> 読む抜粋
初期の作品は、中国古陶磁に倣った、技巧的で華麗な作品となっています。
個展デビュー当時より、高い技術力と完成度が評価され、絶賛されることとなります。
(左)青瓷鱔血文金魚
【せいじぜんけつもんきんぎょ】
大正11(1922)年頃(32歳)
(右)三彩果虫陶筥
【さんさいかちゅうとうばこ】
大正11(1922)年頃(32歳)
大正末期より「民藝運動」の中心メンバーとしても活躍する河井寬次郎は、人気を博した中国古陶磁のスタイルを捨て、
「用の美」を意識した暮らしの中に溶け込む品々を生み出します。
(左上)土瓶と各種湯碗
(左下)各種小皿
昭和17(1942)年頃(52歳)
(右)流し描壷
【ながしがきつぼ】
昭和5(1930)年頃(40歳)
第二次世界大戦中は窯に火が入れられず作陶が中断しますが、戦後、仕事が再開されると、河井の作風はまた徐々に変化していきます。

> 確認するデータ
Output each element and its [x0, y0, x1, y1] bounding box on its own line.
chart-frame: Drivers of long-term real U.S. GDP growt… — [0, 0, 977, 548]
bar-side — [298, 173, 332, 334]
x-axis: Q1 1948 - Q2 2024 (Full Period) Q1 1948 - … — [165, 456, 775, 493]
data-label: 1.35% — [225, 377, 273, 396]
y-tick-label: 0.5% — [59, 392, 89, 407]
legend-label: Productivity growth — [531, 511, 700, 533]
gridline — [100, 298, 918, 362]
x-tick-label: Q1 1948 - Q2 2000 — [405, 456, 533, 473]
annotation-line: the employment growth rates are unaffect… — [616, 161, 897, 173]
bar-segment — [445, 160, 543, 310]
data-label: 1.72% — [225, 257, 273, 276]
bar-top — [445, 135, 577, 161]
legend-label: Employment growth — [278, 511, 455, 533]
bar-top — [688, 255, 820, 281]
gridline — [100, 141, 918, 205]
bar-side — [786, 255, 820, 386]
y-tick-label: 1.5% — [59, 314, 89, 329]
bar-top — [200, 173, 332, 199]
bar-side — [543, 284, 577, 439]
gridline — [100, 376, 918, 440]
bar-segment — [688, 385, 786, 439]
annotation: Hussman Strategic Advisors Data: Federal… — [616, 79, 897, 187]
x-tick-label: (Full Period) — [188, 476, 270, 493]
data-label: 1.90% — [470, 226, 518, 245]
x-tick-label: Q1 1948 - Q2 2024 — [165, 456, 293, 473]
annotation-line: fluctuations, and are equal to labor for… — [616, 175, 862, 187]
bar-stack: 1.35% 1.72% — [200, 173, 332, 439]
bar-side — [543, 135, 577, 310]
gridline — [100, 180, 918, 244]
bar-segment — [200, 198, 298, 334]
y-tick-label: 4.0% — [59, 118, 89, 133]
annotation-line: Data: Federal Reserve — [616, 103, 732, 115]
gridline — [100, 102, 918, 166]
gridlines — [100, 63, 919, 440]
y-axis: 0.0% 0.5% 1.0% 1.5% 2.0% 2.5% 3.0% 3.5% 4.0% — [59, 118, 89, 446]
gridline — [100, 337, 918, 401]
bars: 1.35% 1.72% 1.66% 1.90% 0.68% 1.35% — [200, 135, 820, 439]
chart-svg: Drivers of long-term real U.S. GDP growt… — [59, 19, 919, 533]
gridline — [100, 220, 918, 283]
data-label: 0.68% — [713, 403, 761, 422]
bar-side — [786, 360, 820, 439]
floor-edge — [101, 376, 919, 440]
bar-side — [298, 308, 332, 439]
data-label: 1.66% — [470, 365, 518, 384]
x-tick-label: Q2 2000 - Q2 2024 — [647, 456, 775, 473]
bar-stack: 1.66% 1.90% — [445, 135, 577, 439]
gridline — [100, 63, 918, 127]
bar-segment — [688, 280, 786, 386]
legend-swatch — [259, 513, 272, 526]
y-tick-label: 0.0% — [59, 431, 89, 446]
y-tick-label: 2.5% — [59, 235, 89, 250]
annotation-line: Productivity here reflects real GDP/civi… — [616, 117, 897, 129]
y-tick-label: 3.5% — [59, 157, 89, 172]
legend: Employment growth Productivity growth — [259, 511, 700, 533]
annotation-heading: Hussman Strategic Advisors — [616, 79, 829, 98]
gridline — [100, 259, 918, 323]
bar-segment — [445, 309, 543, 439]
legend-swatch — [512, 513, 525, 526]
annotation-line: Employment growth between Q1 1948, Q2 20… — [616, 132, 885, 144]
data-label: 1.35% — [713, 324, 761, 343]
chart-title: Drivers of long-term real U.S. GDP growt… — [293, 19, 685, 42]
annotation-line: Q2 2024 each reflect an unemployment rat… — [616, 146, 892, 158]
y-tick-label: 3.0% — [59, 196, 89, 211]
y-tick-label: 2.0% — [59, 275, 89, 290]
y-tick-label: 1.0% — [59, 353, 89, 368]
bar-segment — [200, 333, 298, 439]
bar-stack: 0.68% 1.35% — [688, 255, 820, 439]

> 課題の内容
河井寬次郎の作品を紹介した抜粋のうち、「大正末期より「民藝運動」の中」から「昭和5(1930)年頃(40歳)」まで（「昭和5(1930)年頃(40歳)」も含む）を、一字も変えずに書き写してもらえますか。

> 解答欄
大正末期より「民藝運動」の中心メンバーとしても活躍する河井寬次郎は、人気を博した中国古陶磁のスタイルを捨て、
「用の美」を意識した暮らしの中に溶け込む品々を生み出します。
(左上)土瓶と各種湯碗
(左下)各種小皿
昭和17(1942)年頃(52歳)
(右)流し描壷
【ながしがきつぼ】
昭和5(1930)年頃(40歳)